» **GIVEN PROBLEM**:
Below are some records. Copy every line in them that holds "this".

» **SUPPLIED ENTRIES**:
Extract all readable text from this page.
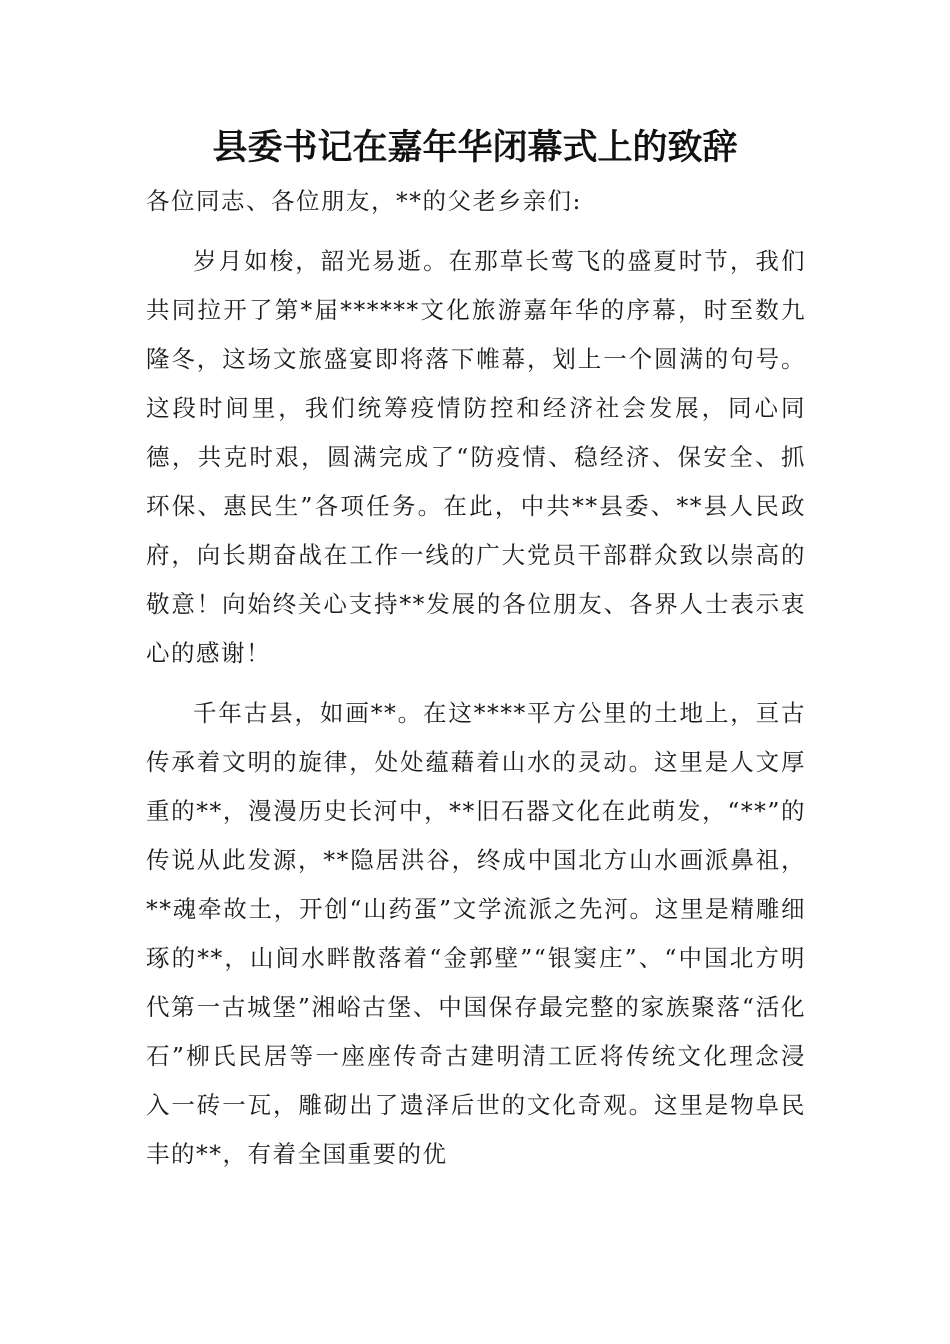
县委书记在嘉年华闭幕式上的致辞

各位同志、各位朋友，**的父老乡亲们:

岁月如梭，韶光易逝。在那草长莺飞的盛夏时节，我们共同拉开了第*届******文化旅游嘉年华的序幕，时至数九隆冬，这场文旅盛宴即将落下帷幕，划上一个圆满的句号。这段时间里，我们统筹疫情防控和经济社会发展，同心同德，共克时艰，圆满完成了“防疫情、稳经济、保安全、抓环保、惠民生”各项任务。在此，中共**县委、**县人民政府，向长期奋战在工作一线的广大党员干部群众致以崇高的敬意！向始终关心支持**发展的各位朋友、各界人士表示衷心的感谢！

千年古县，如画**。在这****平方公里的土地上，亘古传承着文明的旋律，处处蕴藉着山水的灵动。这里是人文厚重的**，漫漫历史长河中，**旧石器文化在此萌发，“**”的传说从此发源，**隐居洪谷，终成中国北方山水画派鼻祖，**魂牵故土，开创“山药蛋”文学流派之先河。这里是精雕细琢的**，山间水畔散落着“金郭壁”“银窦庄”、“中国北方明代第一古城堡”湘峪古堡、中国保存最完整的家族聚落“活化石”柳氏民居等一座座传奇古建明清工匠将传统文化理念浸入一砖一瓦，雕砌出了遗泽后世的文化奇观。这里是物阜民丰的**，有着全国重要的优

...

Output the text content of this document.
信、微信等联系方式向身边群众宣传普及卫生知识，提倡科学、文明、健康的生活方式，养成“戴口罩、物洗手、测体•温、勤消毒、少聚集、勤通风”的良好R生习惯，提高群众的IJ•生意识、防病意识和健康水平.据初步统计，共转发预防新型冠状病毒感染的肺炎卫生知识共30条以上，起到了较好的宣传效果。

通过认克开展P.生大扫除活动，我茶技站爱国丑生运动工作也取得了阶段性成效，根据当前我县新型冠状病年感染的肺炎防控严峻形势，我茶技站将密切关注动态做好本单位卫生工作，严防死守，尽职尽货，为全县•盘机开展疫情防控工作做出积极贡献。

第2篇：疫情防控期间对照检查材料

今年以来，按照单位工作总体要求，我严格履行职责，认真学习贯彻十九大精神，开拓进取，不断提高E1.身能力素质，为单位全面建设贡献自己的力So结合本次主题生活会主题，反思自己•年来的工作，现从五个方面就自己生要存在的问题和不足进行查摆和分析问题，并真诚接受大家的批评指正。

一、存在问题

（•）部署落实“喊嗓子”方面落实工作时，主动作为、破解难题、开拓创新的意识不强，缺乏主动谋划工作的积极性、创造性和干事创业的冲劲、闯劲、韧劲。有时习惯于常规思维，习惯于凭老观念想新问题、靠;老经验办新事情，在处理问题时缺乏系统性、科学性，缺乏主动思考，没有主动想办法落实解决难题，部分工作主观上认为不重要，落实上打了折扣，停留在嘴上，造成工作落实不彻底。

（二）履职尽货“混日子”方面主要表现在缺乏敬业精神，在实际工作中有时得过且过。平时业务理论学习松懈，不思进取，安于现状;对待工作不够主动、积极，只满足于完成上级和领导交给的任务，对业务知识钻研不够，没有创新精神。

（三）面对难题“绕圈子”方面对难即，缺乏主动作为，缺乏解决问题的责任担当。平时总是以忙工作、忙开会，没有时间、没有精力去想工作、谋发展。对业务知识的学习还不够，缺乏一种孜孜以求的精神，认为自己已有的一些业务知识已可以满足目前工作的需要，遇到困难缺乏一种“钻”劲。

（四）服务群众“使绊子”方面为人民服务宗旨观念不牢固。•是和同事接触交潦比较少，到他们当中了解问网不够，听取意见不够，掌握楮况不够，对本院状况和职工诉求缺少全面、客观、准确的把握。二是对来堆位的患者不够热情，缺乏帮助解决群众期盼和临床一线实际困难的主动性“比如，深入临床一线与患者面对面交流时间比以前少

» **THE RESULT**:
Extract all readable text from this page.
Output the text content of this document.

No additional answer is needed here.